### Description of the task
Gather all lines with the word "kommun" in them.

>> START

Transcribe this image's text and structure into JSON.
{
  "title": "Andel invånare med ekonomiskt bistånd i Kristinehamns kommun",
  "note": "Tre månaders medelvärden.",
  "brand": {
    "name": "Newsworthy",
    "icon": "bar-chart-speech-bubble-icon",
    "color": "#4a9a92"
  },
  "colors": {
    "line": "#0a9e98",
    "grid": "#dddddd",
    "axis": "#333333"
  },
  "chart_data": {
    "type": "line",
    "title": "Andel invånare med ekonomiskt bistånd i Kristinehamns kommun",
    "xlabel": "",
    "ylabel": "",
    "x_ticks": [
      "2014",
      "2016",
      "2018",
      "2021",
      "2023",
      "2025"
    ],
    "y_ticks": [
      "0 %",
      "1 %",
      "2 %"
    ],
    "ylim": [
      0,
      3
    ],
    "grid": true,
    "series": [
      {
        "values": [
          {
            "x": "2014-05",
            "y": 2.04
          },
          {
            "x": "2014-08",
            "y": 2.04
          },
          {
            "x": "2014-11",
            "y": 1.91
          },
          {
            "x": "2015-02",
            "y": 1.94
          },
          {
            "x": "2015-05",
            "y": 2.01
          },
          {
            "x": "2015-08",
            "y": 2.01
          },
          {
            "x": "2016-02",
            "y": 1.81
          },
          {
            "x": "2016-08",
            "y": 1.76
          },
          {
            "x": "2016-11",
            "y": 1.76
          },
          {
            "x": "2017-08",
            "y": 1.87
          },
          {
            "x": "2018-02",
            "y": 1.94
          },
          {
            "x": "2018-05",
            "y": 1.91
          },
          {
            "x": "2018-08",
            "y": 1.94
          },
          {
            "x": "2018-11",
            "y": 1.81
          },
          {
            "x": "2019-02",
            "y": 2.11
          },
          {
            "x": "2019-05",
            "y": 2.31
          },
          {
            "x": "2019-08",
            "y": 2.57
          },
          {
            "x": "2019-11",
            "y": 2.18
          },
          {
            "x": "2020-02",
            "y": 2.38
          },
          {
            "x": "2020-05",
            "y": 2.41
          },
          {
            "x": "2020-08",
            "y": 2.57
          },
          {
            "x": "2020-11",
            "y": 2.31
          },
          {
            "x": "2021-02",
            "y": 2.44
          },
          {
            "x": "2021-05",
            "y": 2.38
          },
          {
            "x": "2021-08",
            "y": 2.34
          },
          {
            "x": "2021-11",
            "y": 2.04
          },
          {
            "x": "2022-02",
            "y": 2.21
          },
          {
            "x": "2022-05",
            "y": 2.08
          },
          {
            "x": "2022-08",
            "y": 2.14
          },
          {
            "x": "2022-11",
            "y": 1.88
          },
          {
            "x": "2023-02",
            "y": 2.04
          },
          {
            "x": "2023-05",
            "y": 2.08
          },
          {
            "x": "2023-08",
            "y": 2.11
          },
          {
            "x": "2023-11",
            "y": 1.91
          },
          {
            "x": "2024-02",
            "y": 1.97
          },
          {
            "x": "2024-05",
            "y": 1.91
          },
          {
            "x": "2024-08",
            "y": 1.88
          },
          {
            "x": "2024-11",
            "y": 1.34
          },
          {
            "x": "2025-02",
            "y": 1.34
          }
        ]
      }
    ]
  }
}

>> END

### Output below
  "title": "Andel invånare med ekonomiskt bistånd i Kristinehamns kommun",
    "title": "Andel invånare med ekonomiskt bistånd i Kristinehamns kommun",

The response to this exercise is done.